** SELECTED EXTRACT **
Thanks a lot for the review and sorry about the delay in replying.

> + This form attaches an existing table (partitioned or otherwise) as
>
> (which might itself be partitioned)
>
> + partition of the target table. Partition bound specification must
> + correspond with the partition method and the key of the target table.
>
> The partition bound specification must correspond to the partitioning
> method and partitioning key of the target table.
>
> + The table being attached must have all the columns of the target table
> + with matching types and no more. Also, it must have all the matching
>
> The table to be attached must have all of the same columns as the
> target table and no more; moreover, the column types must also match.

Done.

> + with matching types and no more. Also, it must have all the matching
> + constraints as the target table. That includes both <literal>NOT NULL</>
> + and <literal>CHECK</> constraints. If some <literal>CHECK</literal>
> + constraint of the table being attached is marked <literal>NO
> INHERIT</literal>,
> + the command will fail; such constraints must either be dropped or
> + recreated without the <literal>NO INHERIT</literal> mark.
>
> Why all of these requirements?

Except the last one, regular inheritance currently has the same
requirements; from the docs:

"""
To be added as a child, the target table must already contain all the same
columns as the parent (it could have additional columns, too). The columns
must have matching data types, and if they have NOT NULL constraints in
the parent then they must also have NOT NULL constraints in the child.

There must also be matching child-table constraints for all CHECK
constraints of the parent, except those marked non-inheritable (that is,
created with ALTER TABLE ... ADD CONSTRAINT ... NO INHERIT) in the parent,
which are ignored; all child-table constraints matched must not be marked
non-inheritable.
"""

Note that the "(it could have additional columns, too)" part does not
apply for partitions. Also the last point does not hold for partitioned
tables because they never have NO INHERIT constraints.

** GIVEN MATERIAL **

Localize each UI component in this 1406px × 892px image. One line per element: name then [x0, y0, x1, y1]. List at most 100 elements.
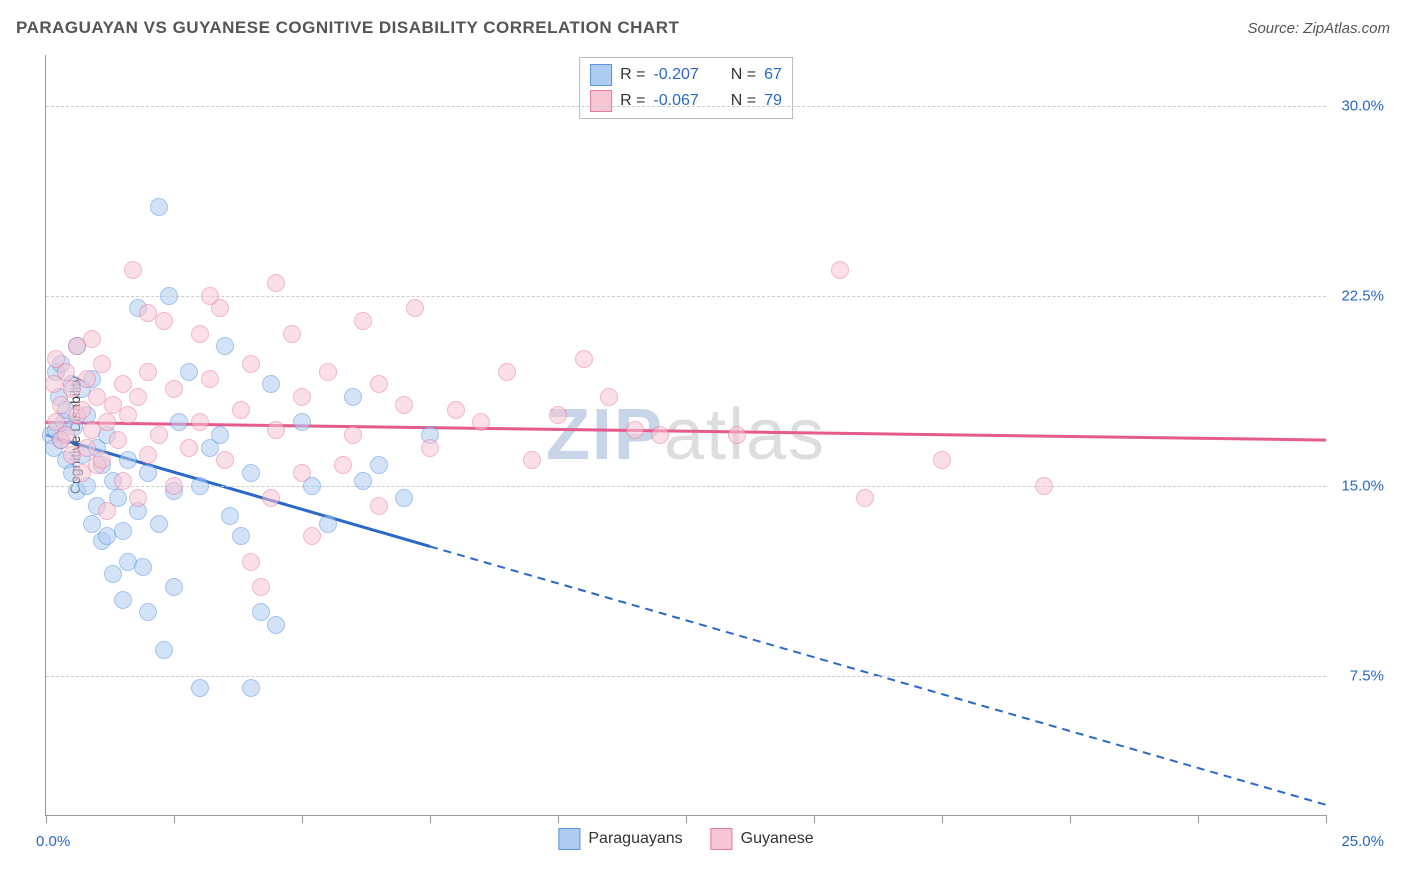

** PROBLEM DETAILS **
Switch "parent" to "main table" and write out the table-partitioning reply again, starting at the words "To be added" and stopping after "in the child.". The lines are separate material and have nothing to do with the table-partitioning reply.

** TASK OUTPUT **
To be added as a child, the target table must already contain all the same
columns as the main table (it could have additional columns, too). The columns
must have matching data types, and if they have NOT NULL constraints in
the main table then they must also have NOT NULL constraints in the child.